Brief:
Quote the full listing word for word.

------------------------

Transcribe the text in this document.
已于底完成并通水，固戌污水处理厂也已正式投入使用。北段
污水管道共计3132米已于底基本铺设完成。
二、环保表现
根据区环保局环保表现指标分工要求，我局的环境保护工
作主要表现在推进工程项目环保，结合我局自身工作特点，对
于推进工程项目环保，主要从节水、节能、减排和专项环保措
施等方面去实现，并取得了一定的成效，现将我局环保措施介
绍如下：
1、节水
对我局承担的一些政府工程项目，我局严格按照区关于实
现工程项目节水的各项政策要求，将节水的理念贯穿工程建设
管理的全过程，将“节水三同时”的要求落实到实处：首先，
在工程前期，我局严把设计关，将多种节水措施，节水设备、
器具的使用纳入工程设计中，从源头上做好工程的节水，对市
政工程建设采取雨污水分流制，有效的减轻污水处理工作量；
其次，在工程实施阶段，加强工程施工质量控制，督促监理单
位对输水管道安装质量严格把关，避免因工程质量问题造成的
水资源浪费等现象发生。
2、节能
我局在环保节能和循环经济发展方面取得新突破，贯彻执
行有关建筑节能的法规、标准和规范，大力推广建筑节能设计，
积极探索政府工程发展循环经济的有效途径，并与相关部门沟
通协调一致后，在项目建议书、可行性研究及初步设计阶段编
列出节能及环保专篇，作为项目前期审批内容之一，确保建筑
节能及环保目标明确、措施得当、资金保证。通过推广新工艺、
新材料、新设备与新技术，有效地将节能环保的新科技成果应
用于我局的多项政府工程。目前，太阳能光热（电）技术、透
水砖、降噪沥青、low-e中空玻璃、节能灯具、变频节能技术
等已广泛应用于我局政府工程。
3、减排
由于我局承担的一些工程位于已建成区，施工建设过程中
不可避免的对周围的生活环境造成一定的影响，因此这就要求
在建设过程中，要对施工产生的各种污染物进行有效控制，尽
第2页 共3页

------------------------

Expected answer:
Transcribe the text in this document.
已于底完成并通水，固戌污水处理厂也已正式投入使用。北段
污水管道共计3132米已于底基本铺设完成。
二、环保表现
根据区环保局环保表现指标分工要求，我局的环境保护工
作主要表现在推进工程项目环保，结合我局自身工作特点，对
于推进工程项目环保，主要从节水、节能、减排和专项环保措
施等方面去实现，并取得了一定的成效，现将我局环保措施介
绍如下：
1、节水
对我局承担的一些政府工程项目，我局严格按照区关于实
现工程项目节水的各项政策要求，将节水的理念贯穿工程建设
管理的全过程，将“节水三同时”的要求落实到实处：首先，
在工程前期，我局严把设计关，将多种节水措施，节水设备、
器具的使用纳入工程设计中，从源头上做好工程的节水，对市
政工程建设采取雨污水分流制，有效的减轻污水处理工作量；
其次，在工程实施阶段，加强工程施工质量控制，督促监理单
位对输水管道安装质量严格把关，避免因工程质量问题造成的
水资源浪费等现象发生。
2、节能
我局在环保节能和循环经济发展方面取得新突破，贯彻执
行有关建筑节能的法规、标准和规范，大力推广建筑节能设计，
积极探索政府工程发展循环经济的有效途径，并与相关部门沟
通协调一致后，在项目建议书、可行性研究及初步设计阶段编
列出节能及环保专篇，作为项目前期审批内容之一，确保建筑
节能及环保目标明确、措施得当、资金保证。通过推广新工艺、
新材料、新设备与新技术，有效地将节能环保的新科技成果应
用于我局的多项政府工程。目前，太阳能光热（电）技术、透
水砖、降噪沥青、low-e中空玻璃、节能灯具、变频节能技术
等已广泛应用于我局政府工程。
3、减排
由于我局承担的一些工程位于已建成区，施工建设过程中
不可避免的对周围的生活环境造成一定的影响，因此这就要求
在建设过程中，要对施工产生的各种污染物进行有效控制，尽
第2页 共3页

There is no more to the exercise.